**EXERCISE PROMPT**
Transcribe the whole listing without a single picture.

**WORKING DATA**
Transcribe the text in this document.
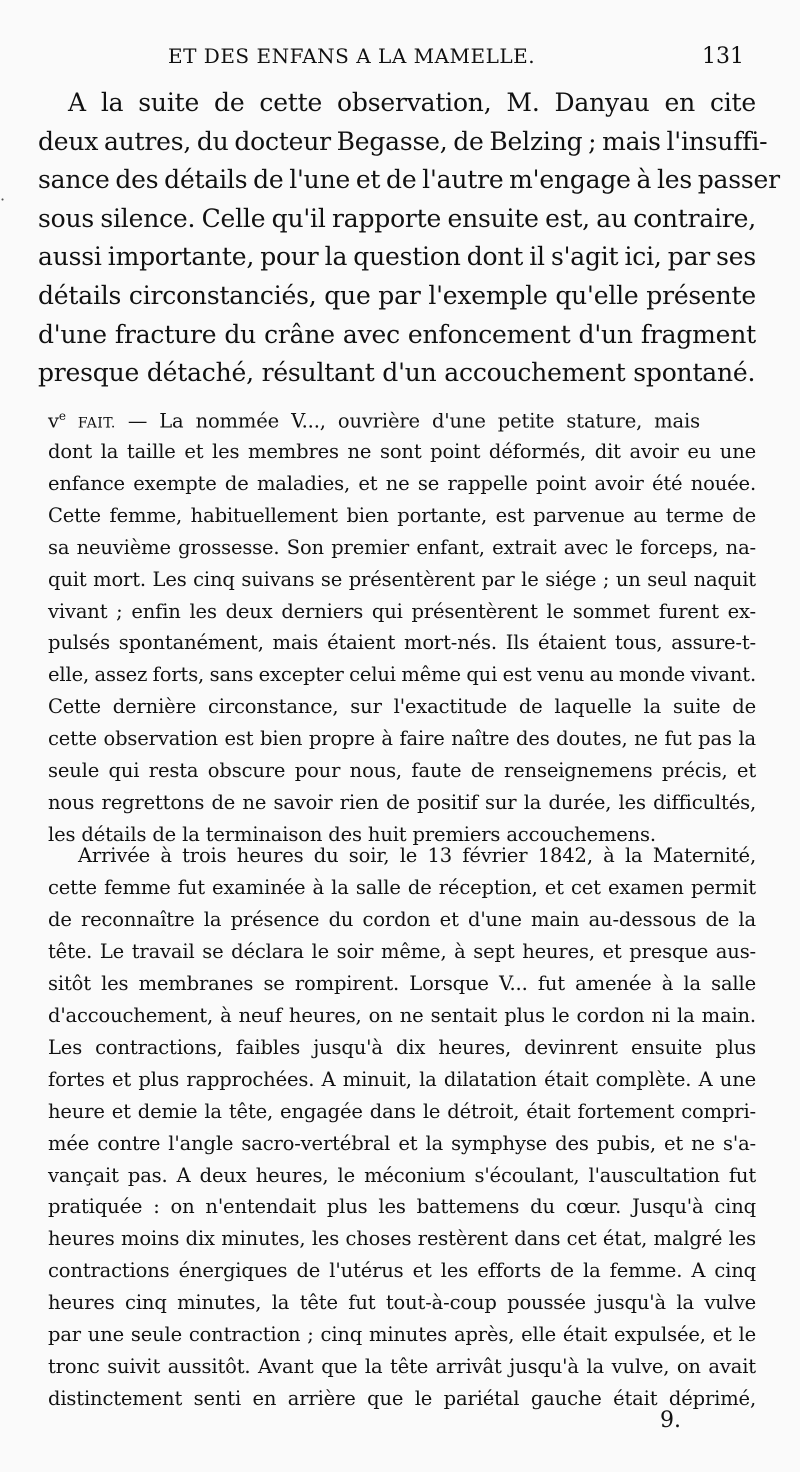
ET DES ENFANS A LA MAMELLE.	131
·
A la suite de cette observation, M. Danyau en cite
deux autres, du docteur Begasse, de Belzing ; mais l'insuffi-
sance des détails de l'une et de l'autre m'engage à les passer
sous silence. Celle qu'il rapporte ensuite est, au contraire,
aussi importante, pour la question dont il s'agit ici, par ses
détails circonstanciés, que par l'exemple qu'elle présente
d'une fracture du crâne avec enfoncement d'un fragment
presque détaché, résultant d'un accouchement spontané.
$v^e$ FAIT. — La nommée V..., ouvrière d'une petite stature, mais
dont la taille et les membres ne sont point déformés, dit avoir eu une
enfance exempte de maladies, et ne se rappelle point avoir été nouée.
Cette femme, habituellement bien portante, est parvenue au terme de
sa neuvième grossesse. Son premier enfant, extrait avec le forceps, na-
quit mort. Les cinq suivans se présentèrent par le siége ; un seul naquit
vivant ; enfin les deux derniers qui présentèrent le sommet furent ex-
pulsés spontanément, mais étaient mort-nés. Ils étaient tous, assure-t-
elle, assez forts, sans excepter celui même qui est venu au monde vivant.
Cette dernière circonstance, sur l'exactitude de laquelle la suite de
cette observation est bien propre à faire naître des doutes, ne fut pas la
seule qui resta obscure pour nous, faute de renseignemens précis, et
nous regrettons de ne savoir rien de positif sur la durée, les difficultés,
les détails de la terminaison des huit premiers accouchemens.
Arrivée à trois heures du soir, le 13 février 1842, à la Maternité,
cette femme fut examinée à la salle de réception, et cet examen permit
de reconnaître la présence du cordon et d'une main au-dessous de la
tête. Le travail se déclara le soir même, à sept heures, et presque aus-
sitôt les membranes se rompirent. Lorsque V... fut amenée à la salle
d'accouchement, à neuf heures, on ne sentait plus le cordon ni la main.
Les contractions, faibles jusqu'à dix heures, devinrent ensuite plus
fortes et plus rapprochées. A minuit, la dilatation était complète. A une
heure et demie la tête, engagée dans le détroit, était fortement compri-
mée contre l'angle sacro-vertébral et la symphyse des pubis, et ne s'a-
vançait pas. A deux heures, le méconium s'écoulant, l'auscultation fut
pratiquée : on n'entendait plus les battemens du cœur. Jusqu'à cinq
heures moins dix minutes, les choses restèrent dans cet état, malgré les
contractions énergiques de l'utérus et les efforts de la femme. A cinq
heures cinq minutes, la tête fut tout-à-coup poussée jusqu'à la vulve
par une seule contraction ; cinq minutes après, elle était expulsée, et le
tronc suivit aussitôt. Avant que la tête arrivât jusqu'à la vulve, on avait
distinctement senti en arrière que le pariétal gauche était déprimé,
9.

**COMPLETE OUTPUT**
Transcribe the text in this document.
ET DES ENFANS A LA MAMELLE.	131
·
A la suite de cette observation, M. Danyau en cite
deux autres, du docteur Begasse, de Belzing ; mais l'insuffi-
sance des détails de l'une et de l'autre m'engage à les passer
sous silence. Celle qu'il rapporte ensuite est, au contraire,
aussi importante, pour la question dont il s'agit ici, par ses
détails circonstanciés, que par l'exemple qu'elle présente
d'une fracture du crâne avec enfoncement d'un fragment
presque détaché, résultant d'un accouchement spontané.
$v^e$ FAIT. — La nommée V..., ouvrière d'une petite stature, mais
dont la taille et les membres ne sont point déformés, dit avoir eu une
enfance exempte de maladies, et ne se rappelle point avoir été nouée.
Cette femme, habituellement bien portante, est parvenue au terme de
sa neuvième grossesse. Son premier enfant, extrait avec le forceps, na-
quit mort. Les cinq suivans se présentèrent par le siége ; un seul naquit
vivant ; enfin les deux derniers qui présentèrent le sommet furent ex-
pulsés spontanément, mais étaient mort-nés. Ils étaient tous, assure-t-
elle, assez forts, sans excepter celui même qui est venu au monde vivant.
Cette dernière circonstance, sur l'exactitude de laquelle la suite de
cette observation est bien propre à faire naître des doutes, ne fut pas la
seule qui resta obscure pour nous, faute de renseignemens précis, et
nous regrettons de ne savoir rien de positif sur la durée, les difficultés,
les détails de la terminaison des huit premiers accouchemens.
Arrivée à trois heures du soir, le 13 février 1842, à la Maternité,
cette femme fut examinée à la salle de réception, et cet examen permit
de reconnaître la présence du cordon et d'une main au-dessous de la
tête. Le travail se déclara le soir même, à sept heures, et presque aus-
sitôt les membranes se rompirent. Lorsque V... fut amenée à la salle
d'accouchement, à neuf heures, on ne sentait plus le cordon ni la main.
Les contractions, faibles jusqu'à dix heures, devinrent ensuite plus
fortes et plus rapprochées. A minuit, la dilatation était complète. A une
heure et demie la tête, engagée dans le détroit, était fortement compri-
mée contre l'angle sacro-vertébral et la symphyse des pubis, et ne s'a-
vançait pas. A deux heures, le méconium s'écoulant, l'auscultation fut
pratiquée : on n'entendait plus les battemens du cœur. Jusqu'à cinq
heures moins dix minutes, les choses restèrent dans cet état, malgré les
contractions énergiques de l'utérus et les efforts de la femme. A cinq
heures cinq minutes, la tête fut tout-à-coup poussée jusqu'à la vulve
par une seule contraction ; cinq minutes après, elle était expulsée, et le
tronc suivit aussitôt. Avant que la tête arrivât jusqu'à la vulve, on avait
distinctement senti en arrière que le pariétal gauche était déprimé,
9.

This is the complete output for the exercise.